**** Record extracts

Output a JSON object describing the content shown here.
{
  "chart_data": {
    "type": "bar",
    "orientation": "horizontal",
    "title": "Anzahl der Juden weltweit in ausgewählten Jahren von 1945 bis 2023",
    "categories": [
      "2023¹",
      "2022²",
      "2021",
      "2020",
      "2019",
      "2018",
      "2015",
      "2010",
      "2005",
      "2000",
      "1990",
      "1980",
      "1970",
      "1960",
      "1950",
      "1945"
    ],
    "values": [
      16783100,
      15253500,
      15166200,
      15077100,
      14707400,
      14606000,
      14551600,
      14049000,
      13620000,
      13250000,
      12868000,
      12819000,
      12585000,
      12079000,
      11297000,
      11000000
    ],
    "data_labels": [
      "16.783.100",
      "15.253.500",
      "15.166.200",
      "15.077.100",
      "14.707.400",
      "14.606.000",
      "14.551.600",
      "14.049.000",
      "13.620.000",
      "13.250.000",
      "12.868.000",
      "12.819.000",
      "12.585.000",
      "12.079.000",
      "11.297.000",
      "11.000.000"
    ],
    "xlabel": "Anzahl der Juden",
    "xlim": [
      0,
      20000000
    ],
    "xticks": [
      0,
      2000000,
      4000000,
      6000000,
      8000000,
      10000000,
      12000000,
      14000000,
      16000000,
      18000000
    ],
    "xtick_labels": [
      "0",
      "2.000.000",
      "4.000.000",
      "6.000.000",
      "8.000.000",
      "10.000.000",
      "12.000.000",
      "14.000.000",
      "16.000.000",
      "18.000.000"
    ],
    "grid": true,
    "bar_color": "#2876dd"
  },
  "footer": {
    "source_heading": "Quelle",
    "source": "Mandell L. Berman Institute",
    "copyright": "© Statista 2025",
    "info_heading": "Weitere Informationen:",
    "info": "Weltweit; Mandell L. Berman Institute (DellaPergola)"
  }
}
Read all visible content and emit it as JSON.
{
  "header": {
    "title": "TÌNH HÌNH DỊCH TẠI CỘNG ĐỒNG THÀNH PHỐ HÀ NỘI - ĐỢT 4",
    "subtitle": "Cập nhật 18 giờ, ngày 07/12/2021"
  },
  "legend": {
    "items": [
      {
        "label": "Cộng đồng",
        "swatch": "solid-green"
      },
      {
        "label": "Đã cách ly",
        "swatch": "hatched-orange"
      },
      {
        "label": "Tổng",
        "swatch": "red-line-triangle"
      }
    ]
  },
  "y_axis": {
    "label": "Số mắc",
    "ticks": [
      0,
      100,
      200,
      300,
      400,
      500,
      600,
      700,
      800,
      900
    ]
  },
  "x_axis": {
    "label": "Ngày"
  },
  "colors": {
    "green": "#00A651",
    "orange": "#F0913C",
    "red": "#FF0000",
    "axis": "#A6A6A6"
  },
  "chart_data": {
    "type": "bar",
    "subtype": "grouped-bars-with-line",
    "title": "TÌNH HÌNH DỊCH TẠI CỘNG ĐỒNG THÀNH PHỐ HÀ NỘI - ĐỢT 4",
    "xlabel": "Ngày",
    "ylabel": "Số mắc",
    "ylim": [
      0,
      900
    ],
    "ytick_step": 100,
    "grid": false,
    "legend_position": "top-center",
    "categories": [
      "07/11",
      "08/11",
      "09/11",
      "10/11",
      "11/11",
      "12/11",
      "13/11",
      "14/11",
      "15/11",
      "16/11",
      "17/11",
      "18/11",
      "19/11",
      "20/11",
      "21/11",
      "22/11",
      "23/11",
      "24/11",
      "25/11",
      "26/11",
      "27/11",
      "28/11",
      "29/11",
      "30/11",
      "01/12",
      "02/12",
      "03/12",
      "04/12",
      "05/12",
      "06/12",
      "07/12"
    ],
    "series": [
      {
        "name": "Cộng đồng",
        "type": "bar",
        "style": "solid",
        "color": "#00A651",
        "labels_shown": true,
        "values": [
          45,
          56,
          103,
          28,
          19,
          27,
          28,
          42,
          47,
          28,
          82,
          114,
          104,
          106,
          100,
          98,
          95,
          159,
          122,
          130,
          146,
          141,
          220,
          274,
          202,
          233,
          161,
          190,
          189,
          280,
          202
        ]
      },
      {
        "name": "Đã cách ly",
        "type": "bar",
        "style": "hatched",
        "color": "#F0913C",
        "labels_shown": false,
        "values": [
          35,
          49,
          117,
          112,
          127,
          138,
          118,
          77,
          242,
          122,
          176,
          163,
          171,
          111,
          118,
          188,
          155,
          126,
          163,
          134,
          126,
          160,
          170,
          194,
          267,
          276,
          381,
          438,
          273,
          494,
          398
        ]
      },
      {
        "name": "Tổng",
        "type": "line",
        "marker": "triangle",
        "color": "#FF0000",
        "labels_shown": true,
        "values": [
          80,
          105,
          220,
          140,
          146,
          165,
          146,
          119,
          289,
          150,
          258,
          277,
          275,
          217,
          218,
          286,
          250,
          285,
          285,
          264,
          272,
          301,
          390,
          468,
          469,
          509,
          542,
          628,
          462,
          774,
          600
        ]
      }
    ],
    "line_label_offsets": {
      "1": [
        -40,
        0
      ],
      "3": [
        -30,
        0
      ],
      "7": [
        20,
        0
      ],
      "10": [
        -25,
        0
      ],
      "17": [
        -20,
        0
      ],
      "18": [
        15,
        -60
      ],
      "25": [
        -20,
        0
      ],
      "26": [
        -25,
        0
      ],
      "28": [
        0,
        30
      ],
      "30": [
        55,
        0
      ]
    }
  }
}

********

**Exercise requirements**
Show every line that contains the word "name".

**Written solution**
        "name": "Cộng đồng",
        "name": "Đã cách ly",
        "name": "Tổng",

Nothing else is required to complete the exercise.